**Problem statement**
Say how many lines contain the word "right". Only the number should be given.

----------------------------------------

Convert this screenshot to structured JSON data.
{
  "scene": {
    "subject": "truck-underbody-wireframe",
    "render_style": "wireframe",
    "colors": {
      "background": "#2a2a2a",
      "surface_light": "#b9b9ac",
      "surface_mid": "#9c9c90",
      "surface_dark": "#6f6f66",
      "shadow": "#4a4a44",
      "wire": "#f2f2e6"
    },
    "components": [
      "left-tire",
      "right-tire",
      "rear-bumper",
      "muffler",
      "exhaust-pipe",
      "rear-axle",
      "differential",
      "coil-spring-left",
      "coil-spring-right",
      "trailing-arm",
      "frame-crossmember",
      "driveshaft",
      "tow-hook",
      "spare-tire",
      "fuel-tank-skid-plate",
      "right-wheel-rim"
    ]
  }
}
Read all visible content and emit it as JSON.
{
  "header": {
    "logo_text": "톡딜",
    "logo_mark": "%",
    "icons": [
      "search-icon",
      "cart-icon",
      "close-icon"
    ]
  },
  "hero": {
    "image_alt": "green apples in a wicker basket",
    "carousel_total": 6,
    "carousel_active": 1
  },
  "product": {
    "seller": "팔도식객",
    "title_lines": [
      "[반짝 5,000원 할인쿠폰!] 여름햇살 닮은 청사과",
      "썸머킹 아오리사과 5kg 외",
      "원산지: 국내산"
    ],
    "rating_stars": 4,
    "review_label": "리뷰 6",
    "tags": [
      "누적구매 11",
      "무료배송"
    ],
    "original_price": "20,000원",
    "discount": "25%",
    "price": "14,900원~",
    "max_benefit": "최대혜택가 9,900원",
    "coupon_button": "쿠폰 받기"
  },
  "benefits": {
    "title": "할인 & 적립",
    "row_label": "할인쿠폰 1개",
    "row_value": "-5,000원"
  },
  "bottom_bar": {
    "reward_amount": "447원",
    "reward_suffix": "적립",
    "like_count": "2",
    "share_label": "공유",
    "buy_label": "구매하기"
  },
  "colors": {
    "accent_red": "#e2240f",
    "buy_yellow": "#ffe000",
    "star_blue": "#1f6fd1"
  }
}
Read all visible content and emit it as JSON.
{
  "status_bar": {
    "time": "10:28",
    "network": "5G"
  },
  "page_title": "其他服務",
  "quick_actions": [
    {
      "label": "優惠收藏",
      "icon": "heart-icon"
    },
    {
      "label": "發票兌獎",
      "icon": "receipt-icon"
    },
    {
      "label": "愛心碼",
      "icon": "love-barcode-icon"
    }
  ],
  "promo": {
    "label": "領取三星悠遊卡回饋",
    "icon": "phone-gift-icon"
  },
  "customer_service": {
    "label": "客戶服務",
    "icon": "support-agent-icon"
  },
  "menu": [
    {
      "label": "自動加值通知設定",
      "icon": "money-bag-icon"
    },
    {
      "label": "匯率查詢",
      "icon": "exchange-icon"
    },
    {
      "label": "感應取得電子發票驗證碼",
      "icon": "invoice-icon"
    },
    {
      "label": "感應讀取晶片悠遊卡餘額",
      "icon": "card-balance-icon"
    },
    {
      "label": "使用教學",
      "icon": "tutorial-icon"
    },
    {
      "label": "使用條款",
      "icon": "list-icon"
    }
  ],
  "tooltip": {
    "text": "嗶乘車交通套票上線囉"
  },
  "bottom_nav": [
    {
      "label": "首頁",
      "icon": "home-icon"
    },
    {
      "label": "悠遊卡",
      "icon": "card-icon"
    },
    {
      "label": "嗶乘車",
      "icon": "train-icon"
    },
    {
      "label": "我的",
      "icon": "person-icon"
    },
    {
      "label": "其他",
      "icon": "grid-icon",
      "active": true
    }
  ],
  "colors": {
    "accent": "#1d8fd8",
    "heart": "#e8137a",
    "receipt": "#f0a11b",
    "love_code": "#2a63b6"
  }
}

----------------------------------------

**Final result**
3